WHAT TO WORK ON ▸
Read through the entries below and return each line with the word "Colour".
-- Start INFORMATION GIVEN --
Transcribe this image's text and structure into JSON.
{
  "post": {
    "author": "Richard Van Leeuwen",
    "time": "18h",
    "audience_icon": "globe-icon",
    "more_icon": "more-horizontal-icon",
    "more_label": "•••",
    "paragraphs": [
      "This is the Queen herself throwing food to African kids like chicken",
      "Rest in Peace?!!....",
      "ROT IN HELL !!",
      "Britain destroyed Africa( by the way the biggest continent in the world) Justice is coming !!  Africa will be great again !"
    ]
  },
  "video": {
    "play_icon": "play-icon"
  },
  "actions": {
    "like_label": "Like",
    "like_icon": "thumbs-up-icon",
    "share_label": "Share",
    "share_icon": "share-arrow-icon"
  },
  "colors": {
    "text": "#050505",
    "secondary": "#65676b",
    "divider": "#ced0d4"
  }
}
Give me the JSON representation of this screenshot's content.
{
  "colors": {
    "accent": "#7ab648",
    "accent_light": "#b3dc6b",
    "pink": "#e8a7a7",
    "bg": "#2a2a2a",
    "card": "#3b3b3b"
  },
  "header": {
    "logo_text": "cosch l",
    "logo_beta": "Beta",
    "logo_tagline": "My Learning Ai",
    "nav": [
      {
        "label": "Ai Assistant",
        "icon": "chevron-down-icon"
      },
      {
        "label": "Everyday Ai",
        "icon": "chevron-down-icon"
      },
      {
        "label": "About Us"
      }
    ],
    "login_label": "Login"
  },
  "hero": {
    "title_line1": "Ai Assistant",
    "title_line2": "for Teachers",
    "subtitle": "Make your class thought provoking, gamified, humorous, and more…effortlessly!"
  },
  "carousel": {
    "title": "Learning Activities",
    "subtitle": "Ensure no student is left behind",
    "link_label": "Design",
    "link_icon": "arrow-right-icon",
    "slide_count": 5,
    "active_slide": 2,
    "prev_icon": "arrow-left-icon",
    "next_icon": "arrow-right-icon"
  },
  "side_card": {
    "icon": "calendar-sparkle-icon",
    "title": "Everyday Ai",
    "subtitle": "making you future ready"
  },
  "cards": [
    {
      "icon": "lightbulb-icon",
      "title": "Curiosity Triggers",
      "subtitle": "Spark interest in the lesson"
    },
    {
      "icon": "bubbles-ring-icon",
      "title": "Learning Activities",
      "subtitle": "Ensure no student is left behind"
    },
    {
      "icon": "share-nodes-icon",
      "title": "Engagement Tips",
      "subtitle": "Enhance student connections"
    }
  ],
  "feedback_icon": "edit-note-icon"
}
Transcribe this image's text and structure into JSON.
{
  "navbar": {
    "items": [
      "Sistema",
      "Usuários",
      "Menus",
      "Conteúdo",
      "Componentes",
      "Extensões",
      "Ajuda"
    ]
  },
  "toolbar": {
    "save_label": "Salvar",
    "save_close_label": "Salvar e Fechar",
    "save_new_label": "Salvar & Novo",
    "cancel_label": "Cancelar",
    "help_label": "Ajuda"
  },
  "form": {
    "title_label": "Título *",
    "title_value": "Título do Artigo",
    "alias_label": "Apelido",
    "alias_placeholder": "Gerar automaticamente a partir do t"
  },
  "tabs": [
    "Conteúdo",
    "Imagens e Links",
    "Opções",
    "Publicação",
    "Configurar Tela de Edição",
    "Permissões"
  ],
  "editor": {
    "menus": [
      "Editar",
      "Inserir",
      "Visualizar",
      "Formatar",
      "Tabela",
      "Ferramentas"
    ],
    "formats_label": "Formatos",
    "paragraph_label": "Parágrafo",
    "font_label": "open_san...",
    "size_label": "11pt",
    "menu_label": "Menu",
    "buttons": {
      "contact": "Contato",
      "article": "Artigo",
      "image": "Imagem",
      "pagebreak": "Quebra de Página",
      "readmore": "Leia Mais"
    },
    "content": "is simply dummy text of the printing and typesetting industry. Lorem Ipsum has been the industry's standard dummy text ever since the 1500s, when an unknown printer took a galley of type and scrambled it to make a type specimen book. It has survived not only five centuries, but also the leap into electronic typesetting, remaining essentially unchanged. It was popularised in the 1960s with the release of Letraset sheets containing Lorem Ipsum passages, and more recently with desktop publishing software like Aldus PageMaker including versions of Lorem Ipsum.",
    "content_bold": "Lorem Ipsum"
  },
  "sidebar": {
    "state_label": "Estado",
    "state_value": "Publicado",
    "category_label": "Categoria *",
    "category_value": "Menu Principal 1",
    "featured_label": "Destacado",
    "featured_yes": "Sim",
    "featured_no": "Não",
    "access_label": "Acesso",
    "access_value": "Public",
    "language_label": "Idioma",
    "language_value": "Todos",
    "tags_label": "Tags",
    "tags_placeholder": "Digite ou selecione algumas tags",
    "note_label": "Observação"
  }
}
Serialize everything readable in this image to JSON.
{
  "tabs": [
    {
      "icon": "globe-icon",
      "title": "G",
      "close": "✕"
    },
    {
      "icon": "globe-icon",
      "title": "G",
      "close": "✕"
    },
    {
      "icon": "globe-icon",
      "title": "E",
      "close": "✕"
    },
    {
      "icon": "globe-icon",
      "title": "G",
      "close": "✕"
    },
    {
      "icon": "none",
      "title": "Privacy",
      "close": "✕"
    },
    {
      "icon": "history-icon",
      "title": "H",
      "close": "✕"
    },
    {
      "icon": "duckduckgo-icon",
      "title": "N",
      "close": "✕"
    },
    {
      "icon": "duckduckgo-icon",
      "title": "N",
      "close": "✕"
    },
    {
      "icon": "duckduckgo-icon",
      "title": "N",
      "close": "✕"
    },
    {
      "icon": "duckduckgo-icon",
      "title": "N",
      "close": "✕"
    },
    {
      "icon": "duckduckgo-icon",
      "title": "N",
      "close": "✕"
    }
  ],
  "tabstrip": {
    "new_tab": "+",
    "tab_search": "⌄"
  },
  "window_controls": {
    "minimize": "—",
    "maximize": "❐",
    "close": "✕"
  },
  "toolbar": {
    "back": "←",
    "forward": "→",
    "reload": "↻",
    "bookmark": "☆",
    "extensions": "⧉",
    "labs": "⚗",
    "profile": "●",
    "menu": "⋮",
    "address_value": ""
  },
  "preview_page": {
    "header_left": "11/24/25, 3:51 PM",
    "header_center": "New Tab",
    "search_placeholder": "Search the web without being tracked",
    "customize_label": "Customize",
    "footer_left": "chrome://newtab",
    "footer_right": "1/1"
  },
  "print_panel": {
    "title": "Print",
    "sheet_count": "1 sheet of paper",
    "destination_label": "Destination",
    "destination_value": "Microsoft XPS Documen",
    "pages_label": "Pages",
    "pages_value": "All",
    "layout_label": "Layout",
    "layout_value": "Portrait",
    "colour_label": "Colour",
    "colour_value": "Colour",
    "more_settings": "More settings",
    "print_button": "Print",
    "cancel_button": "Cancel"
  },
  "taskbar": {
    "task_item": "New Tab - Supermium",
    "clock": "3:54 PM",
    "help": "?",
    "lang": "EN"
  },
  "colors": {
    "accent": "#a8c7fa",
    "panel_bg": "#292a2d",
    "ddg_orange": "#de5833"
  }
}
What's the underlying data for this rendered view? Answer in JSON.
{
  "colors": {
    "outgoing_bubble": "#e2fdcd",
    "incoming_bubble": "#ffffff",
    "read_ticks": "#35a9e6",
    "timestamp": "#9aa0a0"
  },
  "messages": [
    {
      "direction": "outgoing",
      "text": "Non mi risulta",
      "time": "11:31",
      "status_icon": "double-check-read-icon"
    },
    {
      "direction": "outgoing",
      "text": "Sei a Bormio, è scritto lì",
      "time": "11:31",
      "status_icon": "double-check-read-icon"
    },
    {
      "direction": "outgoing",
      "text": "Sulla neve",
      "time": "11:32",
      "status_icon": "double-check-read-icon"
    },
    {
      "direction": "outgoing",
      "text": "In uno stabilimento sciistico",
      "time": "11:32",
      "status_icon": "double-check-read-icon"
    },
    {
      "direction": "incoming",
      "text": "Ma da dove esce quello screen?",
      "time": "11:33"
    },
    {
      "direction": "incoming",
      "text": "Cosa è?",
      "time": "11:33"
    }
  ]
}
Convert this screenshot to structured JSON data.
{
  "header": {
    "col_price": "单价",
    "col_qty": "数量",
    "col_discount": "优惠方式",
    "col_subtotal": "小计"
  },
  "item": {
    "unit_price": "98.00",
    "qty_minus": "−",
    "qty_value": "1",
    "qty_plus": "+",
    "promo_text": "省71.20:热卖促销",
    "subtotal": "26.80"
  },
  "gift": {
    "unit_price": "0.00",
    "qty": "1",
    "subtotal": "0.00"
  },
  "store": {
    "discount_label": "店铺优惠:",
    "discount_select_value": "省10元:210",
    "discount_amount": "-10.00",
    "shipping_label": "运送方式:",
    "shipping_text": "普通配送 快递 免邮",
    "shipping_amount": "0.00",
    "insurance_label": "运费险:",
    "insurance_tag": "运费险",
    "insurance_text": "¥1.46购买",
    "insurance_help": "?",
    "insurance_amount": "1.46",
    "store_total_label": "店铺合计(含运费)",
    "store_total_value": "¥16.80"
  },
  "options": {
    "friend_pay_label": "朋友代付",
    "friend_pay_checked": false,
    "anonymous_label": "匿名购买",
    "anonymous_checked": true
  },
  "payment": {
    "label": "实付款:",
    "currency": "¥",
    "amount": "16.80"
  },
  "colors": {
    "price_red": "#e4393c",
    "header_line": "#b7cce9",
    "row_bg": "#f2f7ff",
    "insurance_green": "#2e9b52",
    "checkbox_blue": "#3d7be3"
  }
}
-- End INFORMATION GIVEN --
OUTPUT FOR THIS EXERCISE ▸
    "colour_label": "Colour",
    "colour_value": "Colour",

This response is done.